### What to work on
Reproduce each line exactly.
** begin **
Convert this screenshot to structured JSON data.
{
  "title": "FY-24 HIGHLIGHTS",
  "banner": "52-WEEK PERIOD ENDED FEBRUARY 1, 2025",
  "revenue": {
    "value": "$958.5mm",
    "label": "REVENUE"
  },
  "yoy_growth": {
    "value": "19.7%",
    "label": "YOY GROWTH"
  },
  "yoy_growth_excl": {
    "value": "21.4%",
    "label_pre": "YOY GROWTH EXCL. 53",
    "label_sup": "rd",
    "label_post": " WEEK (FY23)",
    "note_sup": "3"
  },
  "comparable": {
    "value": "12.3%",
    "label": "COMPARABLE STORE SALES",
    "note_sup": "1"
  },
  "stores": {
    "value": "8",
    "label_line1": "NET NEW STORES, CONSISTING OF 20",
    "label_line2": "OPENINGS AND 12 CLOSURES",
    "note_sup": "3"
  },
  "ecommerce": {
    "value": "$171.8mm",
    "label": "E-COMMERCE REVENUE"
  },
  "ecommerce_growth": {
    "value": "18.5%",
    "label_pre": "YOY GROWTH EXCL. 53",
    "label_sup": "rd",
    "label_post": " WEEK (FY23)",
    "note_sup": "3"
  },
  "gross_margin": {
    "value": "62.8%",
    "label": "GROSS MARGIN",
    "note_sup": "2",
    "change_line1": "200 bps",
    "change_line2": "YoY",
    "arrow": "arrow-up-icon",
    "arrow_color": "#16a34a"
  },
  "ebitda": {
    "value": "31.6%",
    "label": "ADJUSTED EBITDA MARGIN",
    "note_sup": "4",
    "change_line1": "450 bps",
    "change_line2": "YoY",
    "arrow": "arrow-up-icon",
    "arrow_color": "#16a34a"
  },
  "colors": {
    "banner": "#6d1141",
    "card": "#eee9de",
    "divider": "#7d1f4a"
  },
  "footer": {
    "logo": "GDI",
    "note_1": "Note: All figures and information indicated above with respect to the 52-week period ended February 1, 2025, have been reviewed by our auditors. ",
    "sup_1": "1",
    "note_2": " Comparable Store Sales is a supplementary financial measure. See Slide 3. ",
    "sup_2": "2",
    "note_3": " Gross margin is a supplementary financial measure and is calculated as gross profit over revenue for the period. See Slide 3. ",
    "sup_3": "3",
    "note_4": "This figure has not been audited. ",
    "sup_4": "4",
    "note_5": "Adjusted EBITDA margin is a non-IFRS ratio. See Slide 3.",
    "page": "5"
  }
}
** end **
### Task answer
Convert this screenshot to structured JSON data.
{
  "title": "FY-24 HIGHLIGHTS",
  "banner": "52-WEEK PERIOD ENDED FEBRUARY 1, 2025",
  "revenue": {
    "value": "$958.5mm",
    "label": "REVENUE"
  },
  "yoy_growth": {
    "value": "19.7%",
    "label": "YOY GROWTH"
  },
  "yoy_growth_excl": {
    "value": "21.4%",
    "label_pre": "YOY GROWTH EXCL. 53",
    "label_sup": "rd",
    "label_post": " WEEK (FY23)",
    "note_sup": "3"
  },
  "comparable": {
    "value": "12.3%",
    "label": "COMPARABLE STORE SALES",
    "note_sup": "1"
  },
  "stores": {
    "value": "8",
    "label_line1": "NET NEW STORES, CONSISTING OF 20",
    "label_line2": "OPENINGS AND 12 CLOSURES",
    "note_sup": "3"
  },
  "ecommerce": {
    "value": "$171.8mm",
    "label": "E-COMMERCE REVENUE"
  },
  "ecommerce_growth": {
    "value": "18.5%",
    "label_pre": "YOY GROWTH EXCL. 53",
    "label_sup": "rd",
    "label_post": " WEEK (FY23)",
    "note_sup": "3"
  },
  "gross_margin": {
    "value": "62.8%",
    "label": "GROSS MARGIN",
    "note_sup": "2",
    "change_line1": "200 bps",
    "change_line2": "YoY",
    "arrow": "arrow-up-icon",
    "arrow_color": "#16a34a"
  },
  "ebitda": {
    "value": "31.6%",
    "label": "ADJUSTED EBITDA MARGIN",
    "note_sup": "4",
    "change_line1": "450 bps",
    "change_line2": "YoY",
    "arrow": "arrow-up-icon",
    "arrow_color": "#16a34a"
  },
  "colors": {
    "banner": "#6d1141",
    "card": "#eee9de",
    "divider": "#7d1f4a"
  },
  "footer": {
    "logo": "GDI",
    "note_1": "Note: All figures and information indicated above with respect to the 52-week period ended February 1, 2025, have been reviewed by our auditors. ",
    "sup_1": "1",
    "note_2": " Comparable Store Sales is a supplementary financial measure. See Slide 3. ",
    "sup_2": "2",
    "note_3": " Gross margin is a supplementary financial measure and is calculated as gross profit over revenue for the period. See Slide 3. ",
    "sup_3": "3",
    "note_4": "This figure has not been audited. ",
    "sup_4": "4",
    "note_5": "Adjusted EBITDA margin is a non-IFRS ratio. See Slide 3.",
    "page": "5"
  }
}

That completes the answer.